**Exercise directions**: Check every line of the entries that follow, and copy the ones containing "Accounting".

[Figure data in JSON]
————————
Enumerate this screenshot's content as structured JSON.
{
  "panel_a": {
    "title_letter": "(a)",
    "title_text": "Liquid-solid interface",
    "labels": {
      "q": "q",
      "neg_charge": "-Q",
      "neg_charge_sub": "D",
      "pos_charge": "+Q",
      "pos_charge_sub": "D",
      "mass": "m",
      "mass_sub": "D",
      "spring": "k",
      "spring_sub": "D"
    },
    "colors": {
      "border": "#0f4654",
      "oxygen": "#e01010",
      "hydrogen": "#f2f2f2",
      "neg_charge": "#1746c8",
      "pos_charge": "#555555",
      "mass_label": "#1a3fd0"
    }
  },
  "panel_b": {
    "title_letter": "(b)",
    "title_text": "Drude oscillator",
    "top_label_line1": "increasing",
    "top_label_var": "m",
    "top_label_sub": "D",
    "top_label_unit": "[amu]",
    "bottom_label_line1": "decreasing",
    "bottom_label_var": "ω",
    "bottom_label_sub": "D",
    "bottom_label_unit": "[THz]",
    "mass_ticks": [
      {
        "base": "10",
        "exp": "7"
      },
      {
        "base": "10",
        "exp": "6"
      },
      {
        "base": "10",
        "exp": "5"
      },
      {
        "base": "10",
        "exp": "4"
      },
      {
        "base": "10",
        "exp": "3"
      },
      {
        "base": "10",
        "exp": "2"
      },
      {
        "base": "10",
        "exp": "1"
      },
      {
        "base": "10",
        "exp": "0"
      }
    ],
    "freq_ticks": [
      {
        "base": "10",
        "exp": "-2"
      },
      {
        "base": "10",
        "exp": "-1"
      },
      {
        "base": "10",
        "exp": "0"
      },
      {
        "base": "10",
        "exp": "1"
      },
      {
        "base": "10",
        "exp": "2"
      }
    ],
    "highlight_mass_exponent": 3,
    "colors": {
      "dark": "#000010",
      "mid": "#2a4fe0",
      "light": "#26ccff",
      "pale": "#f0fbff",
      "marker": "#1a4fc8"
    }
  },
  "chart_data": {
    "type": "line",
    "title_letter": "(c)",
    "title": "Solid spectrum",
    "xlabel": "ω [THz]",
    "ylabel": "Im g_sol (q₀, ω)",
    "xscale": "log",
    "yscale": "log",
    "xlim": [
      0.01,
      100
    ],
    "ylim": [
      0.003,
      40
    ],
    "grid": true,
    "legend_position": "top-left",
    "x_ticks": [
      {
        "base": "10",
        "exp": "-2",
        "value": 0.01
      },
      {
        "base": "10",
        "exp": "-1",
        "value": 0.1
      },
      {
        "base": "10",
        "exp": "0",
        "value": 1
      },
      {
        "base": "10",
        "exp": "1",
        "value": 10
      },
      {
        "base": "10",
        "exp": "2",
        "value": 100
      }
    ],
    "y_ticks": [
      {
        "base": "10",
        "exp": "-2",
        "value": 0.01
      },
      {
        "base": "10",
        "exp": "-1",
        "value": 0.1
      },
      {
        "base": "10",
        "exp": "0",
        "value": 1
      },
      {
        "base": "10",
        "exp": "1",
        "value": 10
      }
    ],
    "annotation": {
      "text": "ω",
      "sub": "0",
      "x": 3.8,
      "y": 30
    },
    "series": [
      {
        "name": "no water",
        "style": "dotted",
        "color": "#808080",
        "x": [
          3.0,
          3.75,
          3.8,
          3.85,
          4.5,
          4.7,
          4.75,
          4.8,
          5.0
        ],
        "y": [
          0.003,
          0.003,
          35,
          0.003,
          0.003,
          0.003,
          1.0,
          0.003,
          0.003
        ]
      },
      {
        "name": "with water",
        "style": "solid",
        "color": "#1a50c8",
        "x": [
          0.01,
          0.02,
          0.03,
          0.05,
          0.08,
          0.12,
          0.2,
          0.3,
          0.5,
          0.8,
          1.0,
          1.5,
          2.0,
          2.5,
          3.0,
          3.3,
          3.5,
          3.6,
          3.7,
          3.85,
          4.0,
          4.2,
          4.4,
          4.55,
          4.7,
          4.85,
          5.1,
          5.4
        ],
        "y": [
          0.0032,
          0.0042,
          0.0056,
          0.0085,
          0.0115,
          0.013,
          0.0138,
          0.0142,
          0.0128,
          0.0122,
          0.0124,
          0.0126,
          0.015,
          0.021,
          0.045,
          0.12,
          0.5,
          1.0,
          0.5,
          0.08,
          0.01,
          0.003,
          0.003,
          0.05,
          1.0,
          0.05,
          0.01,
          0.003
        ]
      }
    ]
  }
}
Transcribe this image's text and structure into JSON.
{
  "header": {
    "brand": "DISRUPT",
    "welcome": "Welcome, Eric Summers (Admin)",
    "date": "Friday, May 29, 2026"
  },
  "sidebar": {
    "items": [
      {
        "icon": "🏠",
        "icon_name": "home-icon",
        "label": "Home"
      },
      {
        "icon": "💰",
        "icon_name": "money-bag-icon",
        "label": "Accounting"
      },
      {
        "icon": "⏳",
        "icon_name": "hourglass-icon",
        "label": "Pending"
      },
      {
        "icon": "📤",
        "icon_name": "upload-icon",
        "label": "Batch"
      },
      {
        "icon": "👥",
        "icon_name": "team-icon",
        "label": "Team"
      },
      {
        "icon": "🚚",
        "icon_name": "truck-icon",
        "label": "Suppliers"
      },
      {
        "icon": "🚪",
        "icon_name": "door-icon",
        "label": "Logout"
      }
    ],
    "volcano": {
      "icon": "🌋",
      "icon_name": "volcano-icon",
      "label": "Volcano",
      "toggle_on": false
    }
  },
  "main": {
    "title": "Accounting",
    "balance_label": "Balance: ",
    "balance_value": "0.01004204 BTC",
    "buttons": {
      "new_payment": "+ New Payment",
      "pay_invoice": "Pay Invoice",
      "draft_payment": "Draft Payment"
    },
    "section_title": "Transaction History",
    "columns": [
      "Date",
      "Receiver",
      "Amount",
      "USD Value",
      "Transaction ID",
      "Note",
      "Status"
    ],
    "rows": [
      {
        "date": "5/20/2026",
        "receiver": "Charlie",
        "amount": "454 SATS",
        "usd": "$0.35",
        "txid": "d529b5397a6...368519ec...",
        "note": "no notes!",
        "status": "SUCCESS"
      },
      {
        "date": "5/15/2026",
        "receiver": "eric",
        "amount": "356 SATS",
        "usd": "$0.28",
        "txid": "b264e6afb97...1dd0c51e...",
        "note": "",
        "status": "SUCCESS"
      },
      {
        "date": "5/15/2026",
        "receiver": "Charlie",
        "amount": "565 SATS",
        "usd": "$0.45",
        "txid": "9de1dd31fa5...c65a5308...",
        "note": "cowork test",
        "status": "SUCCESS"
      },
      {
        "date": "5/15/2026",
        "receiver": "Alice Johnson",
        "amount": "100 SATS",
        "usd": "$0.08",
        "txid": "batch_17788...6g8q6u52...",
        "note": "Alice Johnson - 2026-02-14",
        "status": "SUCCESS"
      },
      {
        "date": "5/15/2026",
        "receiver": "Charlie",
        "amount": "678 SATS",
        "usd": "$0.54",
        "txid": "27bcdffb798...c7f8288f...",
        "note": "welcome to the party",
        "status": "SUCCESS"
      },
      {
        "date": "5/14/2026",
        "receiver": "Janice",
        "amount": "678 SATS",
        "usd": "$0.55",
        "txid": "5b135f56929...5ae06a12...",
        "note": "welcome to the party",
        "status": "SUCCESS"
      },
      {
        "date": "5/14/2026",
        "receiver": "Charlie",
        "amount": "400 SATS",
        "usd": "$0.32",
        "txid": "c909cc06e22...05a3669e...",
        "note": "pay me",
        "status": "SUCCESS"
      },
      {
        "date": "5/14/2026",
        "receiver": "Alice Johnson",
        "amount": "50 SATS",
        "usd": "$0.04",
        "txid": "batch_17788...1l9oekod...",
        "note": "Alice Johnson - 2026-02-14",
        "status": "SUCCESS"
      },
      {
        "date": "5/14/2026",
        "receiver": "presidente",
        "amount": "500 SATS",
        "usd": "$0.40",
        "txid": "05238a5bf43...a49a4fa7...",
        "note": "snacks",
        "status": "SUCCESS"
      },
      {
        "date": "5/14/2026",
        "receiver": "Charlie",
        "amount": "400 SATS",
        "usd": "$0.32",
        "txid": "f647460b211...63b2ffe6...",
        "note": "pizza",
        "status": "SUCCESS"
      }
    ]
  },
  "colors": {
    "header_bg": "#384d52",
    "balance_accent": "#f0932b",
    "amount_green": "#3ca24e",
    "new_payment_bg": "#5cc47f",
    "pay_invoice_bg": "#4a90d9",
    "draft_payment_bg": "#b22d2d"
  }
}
————————
**Problem solution**:
        "label": "Accounting"
    "title": "Accounting",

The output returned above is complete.